Write out all of the entries that follow, word for word, but skip the pictures.

The data =
▼
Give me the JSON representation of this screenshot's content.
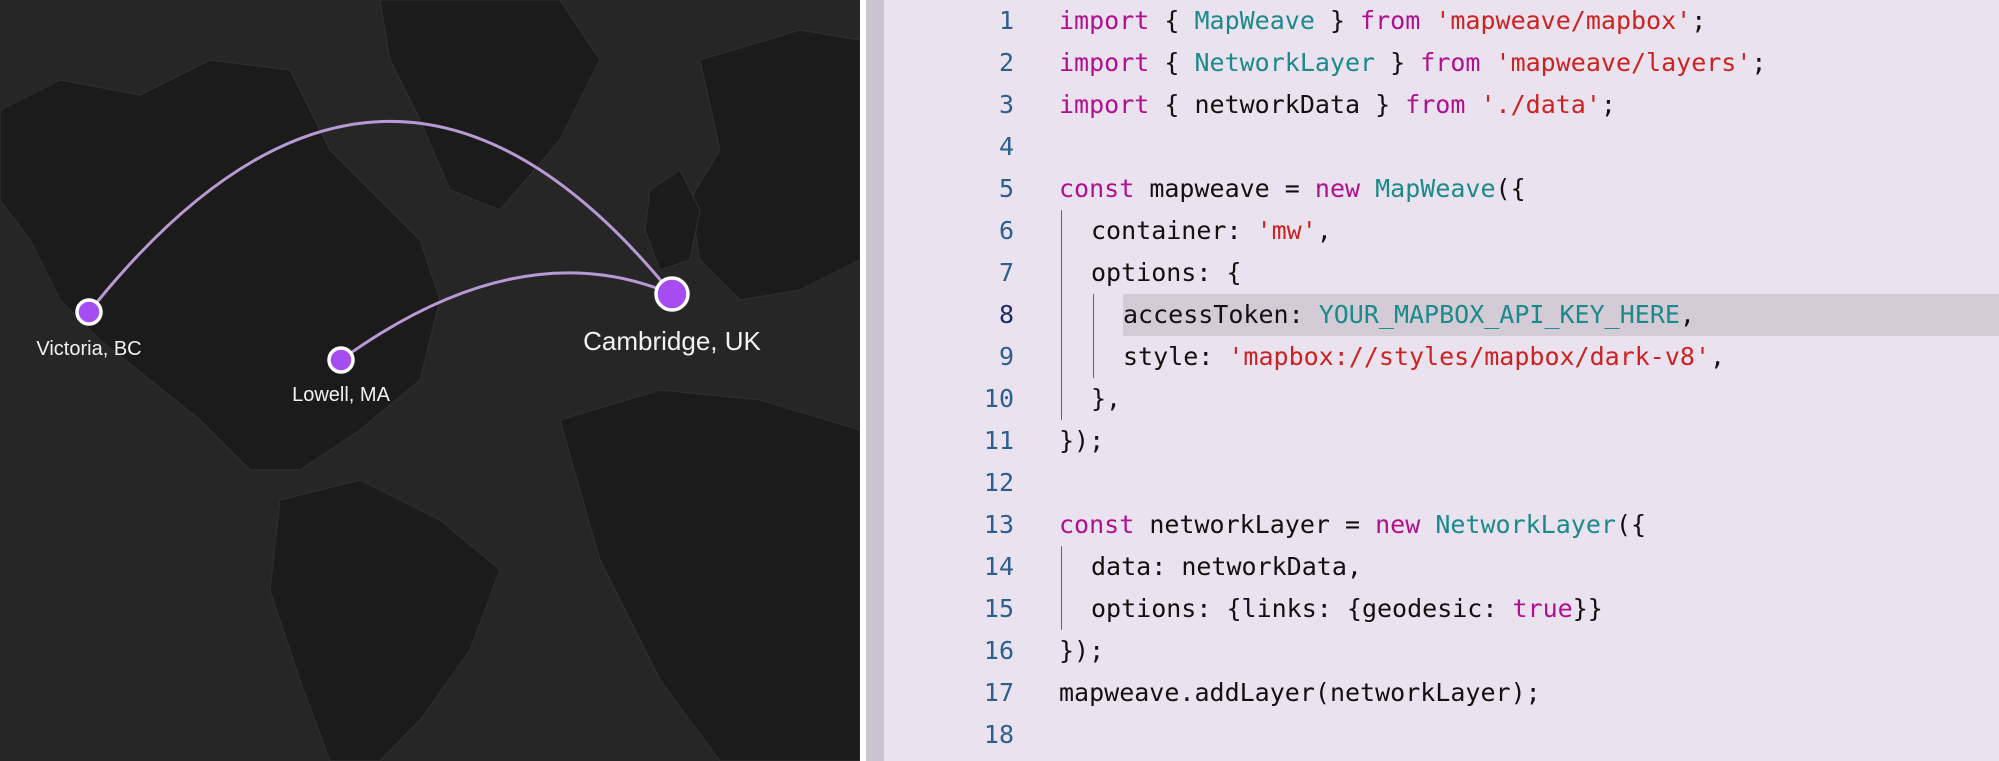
{
  "map": {
    "style": "dark",
    "background_color": "#262626",
    "land_color": "#1b1b1b",
    "edge_color": "#b79ad4",
    "node_color": "#a64df2",
    "node_stroke": "#ffffff",
    "nodes": [
      {
        "id": "victoria",
        "label": "Victoria, BC",
        "size": "small"
      },
      {
        "id": "lowell",
        "label": "Lowell, MA",
        "size": "small"
      },
      {
        "id": "cambridge",
        "label": "Cambridge, UK",
        "size": "large"
      }
    ],
    "edges": [
      {
        "from": "victoria",
        "to": "cambridge"
      },
      {
        "from": "lowell",
        "to": "cambridge"
      }
    ]
  },
  "editor": {
    "highlighted_line": 8,
    "colors": {
      "background": "#eae2ee",
      "keyword": "#b0108f",
      "type": "#1a8a8a",
      "string": "#cc2222",
      "line_number": "#2b5f8e"
    },
    "lines": [
      {
        "num": "1",
        "indent": 0,
        "tokens": [
          [
            "keyword",
            "import"
          ],
          [
            "punct",
            " { "
          ],
          [
            "type",
            "MapWeave"
          ],
          [
            "punct",
            " } "
          ],
          [
            "keyword",
            "from"
          ],
          [
            "punct",
            " "
          ],
          [
            "string",
            "'mapweave/mapbox'"
          ],
          [
            "punct",
            ";"
          ]
        ]
      },
      {
        "num": "2",
        "indent": 0,
        "tokens": [
          [
            "keyword",
            "import"
          ],
          [
            "punct",
            " { "
          ],
          [
            "type",
            "NetworkLayer"
          ],
          [
            "punct",
            " } "
          ],
          [
            "keyword",
            "from"
          ],
          [
            "punct",
            " "
          ],
          [
            "string",
            "'mapweave/layers'"
          ],
          [
            "punct",
            ";"
          ]
        ]
      },
      {
        "num": "3",
        "indent": 0,
        "tokens": [
          [
            "keyword",
            "import"
          ],
          [
            "punct",
            " { "
          ],
          [
            "ident",
            "networkData"
          ],
          [
            "punct",
            " } "
          ],
          [
            "keyword",
            "from"
          ],
          [
            "punct",
            " "
          ],
          [
            "string",
            "'./data'"
          ],
          [
            "punct",
            ";"
          ]
        ]
      },
      {
        "num": "4",
        "indent": 0,
        "tokens": []
      },
      {
        "num": "5",
        "indent": 0,
        "tokens": [
          [
            "keyword",
            "const"
          ],
          [
            "punct",
            " "
          ],
          [
            "ident",
            "mapweave"
          ],
          [
            "punct",
            " = "
          ],
          [
            "keyword",
            "new"
          ],
          [
            "punct",
            " "
          ],
          [
            "type",
            "MapWeave"
          ],
          [
            "punct",
            "({"
          ]
        ]
      },
      {
        "num": "6",
        "indent": 1,
        "tokens": [
          [
            "ident",
            "container"
          ],
          [
            "punct",
            ": "
          ],
          [
            "string",
            "'mw'"
          ],
          [
            "punct",
            ","
          ]
        ]
      },
      {
        "num": "7",
        "indent": 1,
        "tokens": [
          [
            "ident",
            "options"
          ],
          [
            "punct",
            ": {"
          ]
        ]
      },
      {
        "num": "8",
        "indent": 2,
        "tokens": [
          [
            "ident",
            "accessToken"
          ],
          [
            "punct",
            ": "
          ],
          [
            "type",
            "YOUR_MAPBOX_API_KEY_HERE"
          ],
          [
            "punct",
            ","
          ]
        ]
      },
      {
        "num": "9",
        "indent": 2,
        "tokens": [
          [
            "ident",
            "style"
          ],
          [
            "punct",
            ": "
          ],
          [
            "string",
            "'mapbox://styles/mapbox/dark-v8'"
          ],
          [
            "punct",
            ","
          ]
        ]
      },
      {
        "num": "10",
        "indent": 1,
        "tokens": [
          [
            "punct",
            "},"
          ]
        ]
      },
      {
        "num": "11",
        "indent": 0,
        "tokens": [
          [
            "punct",
            "});"
          ]
        ]
      },
      {
        "num": "12",
        "indent": 0,
        "tokens": []
      },
      {
        "num": "13",
        "indent": 0,
        "tokens": [
          [
            "keyword",
            "const"
          ],
          [
            "punct",
            " "
          ],
          [
            "ident",
            "networkLayer"
          ],
          [
            "punct",
            " = "
          ],
          [
            "keyword",
            "new"
          ],
          [
            "punct",
            " "
          ],
          [
            "type",
            "NetworkLayer"
          ],
          [
            "punct",
            "({"
          ]
        ]
      },
      {
        "num": "14",
        "indent": 1,
        "tokens": [
          [
            "ident",
            "data"
          ],
          [
            "punct",
            ": "
          ],
          [
            "ident",
            "networkData"
          ],
          [
            "punct",
            ","
          ]
        ]
      },
      {
        "num": "15",
        "indent": 1,
        "tokens": [
          [
            "ident",
            "options"
          ],
          [
            "punct",
            ": {"
          ],
          [
            "ident",
            "links"
          ],
          [
            "punct",
            ": {"
          ],
          [
            "ident",
            "geodesic"
          ],
          [
            "punct",
            ": "
          ],
          [
            "keyword",
            "true"
          ],
          [
            "punct",
            "}}"
          ]
        ]
      },
      {
        "num": "16",
        "indent": 0,
        "tokens": [
          [
            "punct",
            "});"
          ]
        ]
      },
      {
        "num": "17",
        "indent": 0,
        "tokens": [
          [
            "ident",
            "mapweave.addLayer"
          ],
          [
            "punct",
            "("
          ],
          [
            "ident",
            "networkLayer"
          ],
          [
            "punct",
            ");"
          ]
        ]
      },
      {
        "num": "18",
        "indent": 0,
        "tokens": []
      }
    ]
  }
}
▲
Exercise answer =
Give me the JSON representation of this screenshot's content.
{
  "map": {
    "style": "dark",
    "background_color": "#262626",
    "land_color": "#1b1b1b",
    "edge_color": "#b79ad4",
    "node_color": "#a64df2",
    "node_stroke": "#ffffff",
    "nodes": [
      {
        "id": "victoria",
        "label": "Victoria, BC",
        "size": "small"
      },
      {
        "id": "lowell",
        "label": "Lowell, MA",
        "size": "small"
      },
      {
        "id": "cambridge",
        "label": "Cambridge, UK",
        "size": "large"
      }
    ],
    "edges": [
      {
        "from": "victoria",
        "to": "cambridge"
      },
      {
        "from": "lowell",
        "to": "cambridge"
      }
    ]
  },
  "editor": {
    "highlighted_line": 8,
    "colors": {
      "background": "#eae2ee",
      "keyword": "#b0108f",
      "type": "#1a8a8a",
      "string": "#cc2222",
      "line_number": "#2b5f8e"
    },
    "lines": [
      {
        "num": "1",
        "indent": 0,
        "tokens": [
          [
            "keyword",
            "import"
          ],
          [
            "punct",
            " { "
          ],
          [
            "type",
            "MapWeave"
          ],
          [
            "punct",
            " } "
          ],
          [
            "keyword",
            "from"
          ],
          [
            "punct",
            " "
          ],
          [
            "string",
            "'mapweave/mapbox'"
          ],
          [
            "punct",
            ";"
          ]
        ]
      },
      {
        "num": "2",
        "indent": 0,
        "tokens": [
          [
            "keyword",
            "import"
          ],
          [
            "punct",
            " { "
          ],
          [
            "type",
            "NetworkLayer"
          ],
          [
            "punct",
            " } "
          ],
          [
            "keyword",
            "from"
          ],
          [
            "punct",
            " "
          ],
          [
            "string",
            "'mapweave/layers'"
          ],
          [
            "punct",
            ";"
          ]
        ]
      },
      {
        "num": "3",
        "indent": 0,
        "tokens": [
          [
            "keyword",
            "import"
          ],
          [
            "punct",
            " { "
          ],
          [
            "ident",
            "networkData"
          ],
          [
            "punct",
            " } "
          ],
          [
            "keyword",
            "from"
          ],
          [
            "punct",
            " "
          ],
          [
            "string",
            "'./data'"
          ],
          [
            "punct",
            ";"
          ]
        ]
      },
      {
        "num": "4",
        "indent": 0,
        "tokens": []
      },
      {
        "num": "5",
        "indent": 0,
        "tokens": [
          [
            "keyword",
            "const"
          ],
          [
            "punct",
            " "
          ],
          [
            "ident",
            "mapweave"
          ],
          [
            "punct",
            " = "
          ],
          [
            "keyword",
            "new"
          ],
          [
            "punct",
            " "
          ],
          [
            "type",
            "MapWeave"
          ],
          [
            "punct",
            "({"
          ]
        ]
      },
      {
        "num": "6",
        "indent": 1,
        "tokens": [
          [
            "ident",
            "container"
          ],
          [
            "punct",
            ": "
          ],
          [
            "string",
            "'mw'"
          ],
          [
            "punct",
            ","
          ]
        ]
      },
      {
        "num": "7",
        "indent": 1,
        "tokens": [
          [
            "ident",
            "options"
          ],
          [
            "punct",
            ": {"
          ]
        ]
      },
      {
        "num": "8",
        "indent": 2,
        "tokens": [
          [
            "ident",
            "accessToken"
          ],
          [
            "punct",
            ": "
          ],
          [
            "type",
            "YOUR_MAPBOX_API_KEY_HERE"
          ],
          [
            "punct",
            ","
          ]
        ]
      },
      {
        "num": "9",
        "indent": 2,
        "tokens": [
          [
            "ident",
            "style"
          ],
          [
            "punct",
            ": "
          ],
          [
            "string",
            "'mapbox://styles/mapbox/dark-v8'"
          ],
          [
            "punct",
            ","
          ]
        ]
      },
      {
        "num": "10",
        "indent": 1,
        "tokens": [
          [
            "punct",
            "},"
          ]
        ]
      },
      {
        "num": "11",
        "indent": 0,
        "tokens": [
          [
            "punct",
            "});"
          ]
        ]
      },
      {
        "num": "12",
        "indent": 0,
        "tokens": []
      },
      {
        "num": "13",
        "indent": 0,
        "tokens": [
          [
            "keyword",
            "const"
          ],
          [
            "punct",
            " "
          ],
          [
            "ident",
            "networkLayer"
          ],
          [
            "punct",
            " = "
          ],
          [
            "keyword",
            "new"
          ],
          [
            "punct",
            " "
          ],
          [
            "type",
            "NetworkLayer"
          ],
          [
            "punct",
            "({"
          ]
        ]
      },
      {
        "num": "14",
        "indent": 1,
        "tokens": [
          [
            "ident",
            "data"
          ],
          [
            "punct",
            ": "
          ],
          [
            "ident",
            "networkData"
          ],
          [
            "punct",
            ","
          ]
        ]
      },
      {
        "num": "15",
        "indent": 1,
        "tokens": [
          [
            "ident",
            "options"
          ],
          [
            "punct",
            ": {"
          ],
          [
            "ident",
            "links"
          ],
          [
            "punct",
            ": {"
          ],
          [
            "ident",
            "geodesic"
          ],
          [
            "punct",
            ": "
          ],
          [
            "keyword",
            "true"
          ],
          [
            "punct",
            "}}"
          ]
        ]
      },
      {
        "num": "16",
        "indent": 0,
        "tokens": [
          [
            "punct",
            "});"
          ]
        ]
      },
      {
        "num": "17",
        "indent": 0,
        "tokens": [
          [
            "ident",
            "mapweave.addLayer"
          ],
          [
            "punct",
            "("
          ],
          [
            "ident",
            "networkLayer"
          ],
          [
            "punct",
            ");"
          ]
        ]
      },
      {
        "num": "18",
        "indent": 0,
        "tokens": []
      }
    ]
  }
}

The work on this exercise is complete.